Wherever "Weniger" appears in a line, list that line.

(Dataset records)
────────────────────

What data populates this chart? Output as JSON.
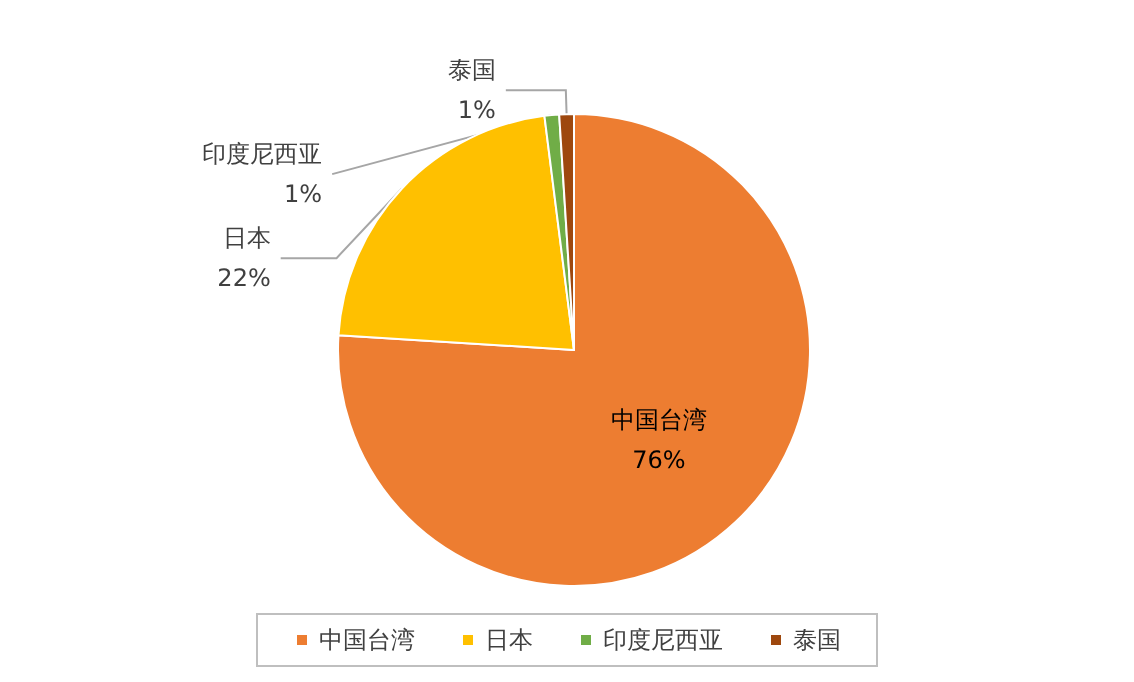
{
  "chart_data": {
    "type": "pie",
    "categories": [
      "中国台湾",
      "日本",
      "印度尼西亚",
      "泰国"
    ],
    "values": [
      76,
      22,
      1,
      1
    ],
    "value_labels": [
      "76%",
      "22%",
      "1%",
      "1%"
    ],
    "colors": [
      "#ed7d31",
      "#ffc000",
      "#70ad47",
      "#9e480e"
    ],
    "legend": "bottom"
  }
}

────────────────────

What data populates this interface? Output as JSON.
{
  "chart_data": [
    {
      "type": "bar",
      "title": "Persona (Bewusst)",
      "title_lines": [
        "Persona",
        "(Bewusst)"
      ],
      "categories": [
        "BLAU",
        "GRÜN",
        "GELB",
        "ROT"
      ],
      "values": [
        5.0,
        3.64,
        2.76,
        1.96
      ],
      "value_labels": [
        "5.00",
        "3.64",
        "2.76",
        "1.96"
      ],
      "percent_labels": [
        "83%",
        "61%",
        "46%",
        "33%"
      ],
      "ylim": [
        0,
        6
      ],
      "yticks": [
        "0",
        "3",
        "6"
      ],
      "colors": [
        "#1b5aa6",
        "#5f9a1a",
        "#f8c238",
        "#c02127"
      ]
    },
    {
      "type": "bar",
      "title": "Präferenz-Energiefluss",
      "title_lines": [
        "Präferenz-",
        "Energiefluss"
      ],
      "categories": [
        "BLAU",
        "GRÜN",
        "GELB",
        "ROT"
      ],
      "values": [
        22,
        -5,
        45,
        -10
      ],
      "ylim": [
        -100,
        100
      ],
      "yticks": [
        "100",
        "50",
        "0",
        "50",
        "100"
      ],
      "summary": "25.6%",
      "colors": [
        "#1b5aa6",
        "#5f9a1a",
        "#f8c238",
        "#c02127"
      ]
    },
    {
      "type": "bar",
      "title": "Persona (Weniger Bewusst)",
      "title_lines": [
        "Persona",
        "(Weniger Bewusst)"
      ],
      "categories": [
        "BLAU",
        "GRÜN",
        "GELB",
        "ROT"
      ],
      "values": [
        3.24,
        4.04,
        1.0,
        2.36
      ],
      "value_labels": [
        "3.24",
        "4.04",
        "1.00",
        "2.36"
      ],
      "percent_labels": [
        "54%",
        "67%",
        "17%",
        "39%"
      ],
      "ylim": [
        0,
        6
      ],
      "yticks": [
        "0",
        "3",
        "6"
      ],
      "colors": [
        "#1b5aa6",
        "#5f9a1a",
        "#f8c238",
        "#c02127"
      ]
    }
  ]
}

────────────────────

(Complete response)
      "title": "Persona (Weniger Bewusst)",
        "(Weniger Bewusst)"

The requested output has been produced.